→ **REQUIREMENTS**: Quote all lines below exactly. Images stay out.
=== SUPPLIED MATERIAL ===
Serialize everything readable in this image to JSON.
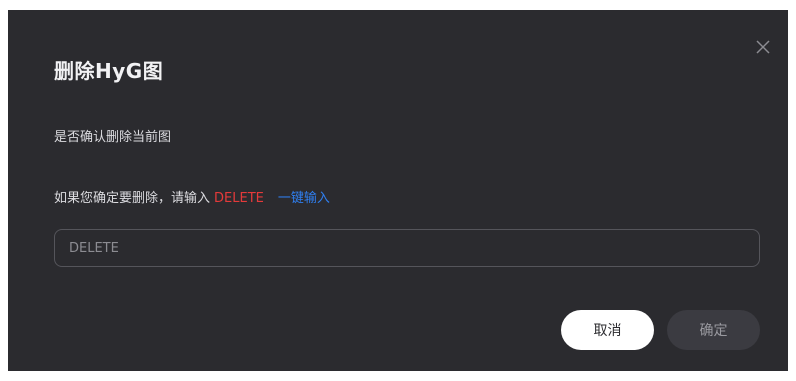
{
  "dialog": {
    "title": "删除HyG图",
    "confirm_question": "是否确认删除当前图",
    "instruction_prefix": "如果您确定要删除，请输入",
    "keyword": "DELETE",
    "quick_input_link": "一键输入",
    "input": {
      "value": "",
      "placeholder": "DELETE"
    },
    "cancel_label": "取消",
    "confirm_label": "确定",
    "close_icon": "close-icon"
  },
  "colors": {
    "dialog_bg": "#2b2b2f",
    "keyword": "#e53a3a",
    "link": "#2f7ff0",
    "cancel_bg": "#ffffff",
    "confirm_bg": "#3b3b41"
  }
}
===
→ **RIGHT ANSWER**:
Serialize everything readable in this image to JSON.
{
  "dialog": {
    "title": "删除HyG图",
    "confirm_question": "是否确认删除当前图",
    "instruction_prefix": "如果您确定要删除，请输入",
    "keyword": "DELETE",
    "quick_input_link": "一键输入",
    "input": {
      "value": "",
      "placeholder": "DELETE"
    },
    "cancel_label": "取消",
    "confirm_label": "确定",
    "close_icon": "close-icon"
  },
  "colors": {
    "dialog_bg": "#2b2b2f",
    "keyword": "#e53a3a",
    "link": "#2f7ff0",
    "cancel_bg": "#ffffff",
    "confirm_bg": "#3b3b41"
  }
}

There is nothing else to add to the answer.